> _Aim_: In the data below, locate each line with the word "when" and list it.
═════ Extracted entries
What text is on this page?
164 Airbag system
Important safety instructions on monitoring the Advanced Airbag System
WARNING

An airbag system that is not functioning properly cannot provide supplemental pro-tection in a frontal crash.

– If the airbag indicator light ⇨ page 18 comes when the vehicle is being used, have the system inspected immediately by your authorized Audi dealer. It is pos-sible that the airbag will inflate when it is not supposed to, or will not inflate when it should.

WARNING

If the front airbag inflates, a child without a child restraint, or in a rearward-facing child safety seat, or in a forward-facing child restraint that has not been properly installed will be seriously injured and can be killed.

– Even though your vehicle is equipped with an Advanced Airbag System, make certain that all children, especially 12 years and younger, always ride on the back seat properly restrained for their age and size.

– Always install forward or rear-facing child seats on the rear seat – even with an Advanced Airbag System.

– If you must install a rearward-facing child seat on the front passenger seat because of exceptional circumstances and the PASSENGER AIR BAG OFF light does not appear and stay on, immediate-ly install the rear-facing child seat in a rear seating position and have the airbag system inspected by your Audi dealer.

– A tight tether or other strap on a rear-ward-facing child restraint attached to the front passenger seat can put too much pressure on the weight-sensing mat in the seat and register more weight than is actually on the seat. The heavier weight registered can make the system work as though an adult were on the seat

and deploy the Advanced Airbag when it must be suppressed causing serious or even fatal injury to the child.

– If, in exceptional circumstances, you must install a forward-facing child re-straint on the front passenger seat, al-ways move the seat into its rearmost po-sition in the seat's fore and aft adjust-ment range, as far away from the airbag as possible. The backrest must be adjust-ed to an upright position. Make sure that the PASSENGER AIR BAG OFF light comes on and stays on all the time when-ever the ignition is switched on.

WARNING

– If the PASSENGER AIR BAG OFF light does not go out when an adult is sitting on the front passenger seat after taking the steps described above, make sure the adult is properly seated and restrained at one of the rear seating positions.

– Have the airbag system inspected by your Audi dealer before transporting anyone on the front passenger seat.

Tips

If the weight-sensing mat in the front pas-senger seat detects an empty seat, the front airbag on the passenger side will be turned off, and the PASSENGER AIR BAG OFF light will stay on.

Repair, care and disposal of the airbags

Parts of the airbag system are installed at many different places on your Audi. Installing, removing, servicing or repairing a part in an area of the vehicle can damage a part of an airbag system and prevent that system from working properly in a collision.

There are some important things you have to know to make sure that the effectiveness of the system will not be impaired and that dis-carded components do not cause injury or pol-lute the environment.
══════════
> _Solution to the exercise_:
– If the airbag indicator light ⇨ page 18 comes when the vehicle is being used, have the system inspected immediately by your authorized Audi dealer. It is pos-sible that the airbag will inflate when it is not supposed to, or will not inflate when it should.
and deploy the Advanced Airbag when it must be suppressed causing serious or even fatal injury to the child.
– If, in exceptional circumstances, you must install a forward-facing child re-straint on the front passenger seat, al-ways move the seat into its rearmost po-sition in the seat's fore and aft adjust-ment range, as far away from the airbag as possible. The backrest must be adjust-ed to an upright position. Make sure that the PASSENGER AIR BAG OFF light comes on and stays on all the time when-ever the ignition is switched on.
– If the PASSENGER AIR BAG OFF light does not go out when an adult is sitting on the front passenger seat after taking the steps described above, make sure the adult is properly seated and restrained at one of the rear seating positions.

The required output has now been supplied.